Objective: Retype each entry below, keeping every character the same.
** begin Available data **
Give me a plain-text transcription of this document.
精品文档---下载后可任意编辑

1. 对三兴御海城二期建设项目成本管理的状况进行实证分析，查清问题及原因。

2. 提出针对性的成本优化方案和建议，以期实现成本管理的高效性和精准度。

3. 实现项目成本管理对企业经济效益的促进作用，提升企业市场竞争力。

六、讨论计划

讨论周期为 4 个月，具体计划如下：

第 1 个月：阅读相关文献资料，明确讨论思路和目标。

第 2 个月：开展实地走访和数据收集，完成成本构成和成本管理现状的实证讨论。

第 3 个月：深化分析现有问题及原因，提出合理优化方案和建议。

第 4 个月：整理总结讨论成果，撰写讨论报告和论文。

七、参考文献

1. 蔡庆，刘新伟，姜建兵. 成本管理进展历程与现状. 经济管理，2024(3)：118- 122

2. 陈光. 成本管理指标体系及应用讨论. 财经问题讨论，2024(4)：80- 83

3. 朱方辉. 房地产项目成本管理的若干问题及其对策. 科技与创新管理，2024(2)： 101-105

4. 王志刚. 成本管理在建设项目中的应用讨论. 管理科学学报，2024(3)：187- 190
** end Available data **
Reply to the exercise:
Give me a plain-text transcription of this document.
精品文档---下载后可任意编辑

1. 对三兴御海城二期建设项目成本管理的状况进行实证分析，查清问题及原因。

2. 提出针对性的成本优化方案和建议，以期实现成本管理的高效性和精准度。

3. 实现项目成本管理对企业经济效益的促进作用，提升企业市场竞争力。

六、讨论计划

讨论周期为 4 个月，具体计划如下：

第 1 个月：阅读相关文献资料，明确讨论思路和目标。

第 2 个月：开展实地走访和数据收集，完成成本构成和成本管理现状的实证讨论。

第 3 个月：深化分析现有问题及原因，提出合理优化方案和建议。

第 4 个月：整理总结讨论成果，撰写讨论报告和论文。

七、参考文献

1. 蔡庆，刘新伟，姜建兵. 成本管理进展历程与现状. 经济管理，2024(3)：118- 122

2. 陈光. 成本管理指标体系及应用讨论. 财经问题讨论，2024(4)：80- 83

3. 朱方辉. 房地产项目成本管理的若干问题及其对策. 科技与创新管理，2024(2)： 101-105

4. 王志刚. 成本管理在建设项目中的应用讨论. 管理科学学报，2024(3)：187- 190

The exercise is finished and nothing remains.